Short problem: Can you copy out the data exactly? Leave the images out.

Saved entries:
########################################

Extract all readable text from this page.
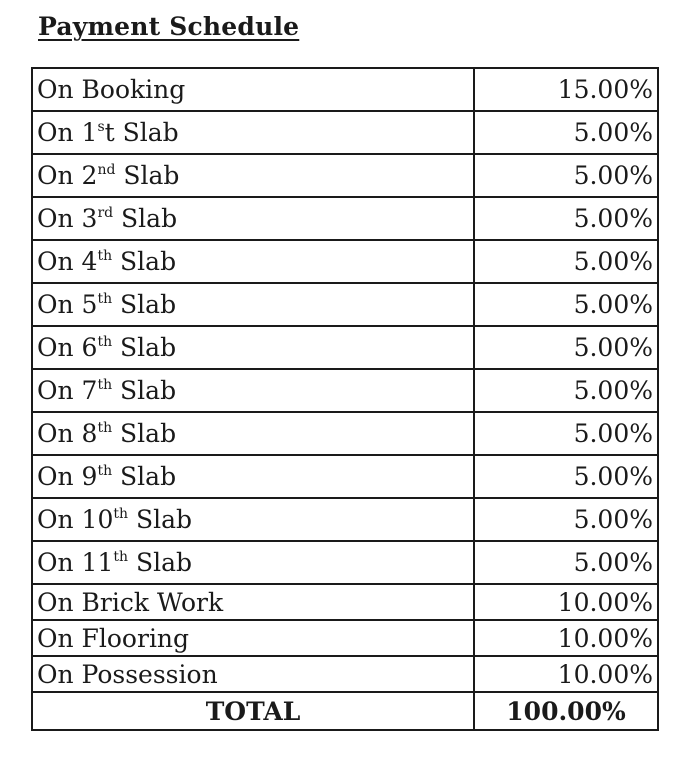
Payment Schedule
On Booking	15.00%
On 1$^s$t Slab	5.00%
On 2nd Slab	5.00%
On 3rd Slab	5.00%
On 4th Slab	5.00%
On 5th Slab	5.00%
On 6th Slab	5.00%
On 7th Slab	5.00%
On 8th Slab	5.00%
On 9th Slab	5.00%
On 10th Slab	5.00%
On 11th Slab	5.00%
On Brick Work	10.00%
On Flooring	10.00%
On Possession	10.00%
TOTAL	100.00%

########################################

Written answer:
Extract all readable text from this page.
Payment Schedule
On Booking	15.00%
On 1$^s$t Slab	5.00%
On 2nd Slab	5.00%
On 3rd Slab	5.00%
On 4th Slab	5.00%
On 5th Slab	5.00%
On 6th Slab	5.00%
On 7th Slab	5.00%
On 8th Slab	5.00%
On 9th Slab	5.00%
On 10th Slab	5.00%
On 11th Slab	5.00%
On Brick Work	10.00%
On Flooring	10.00%
On Possession	10.00%
TOTAL	100.00%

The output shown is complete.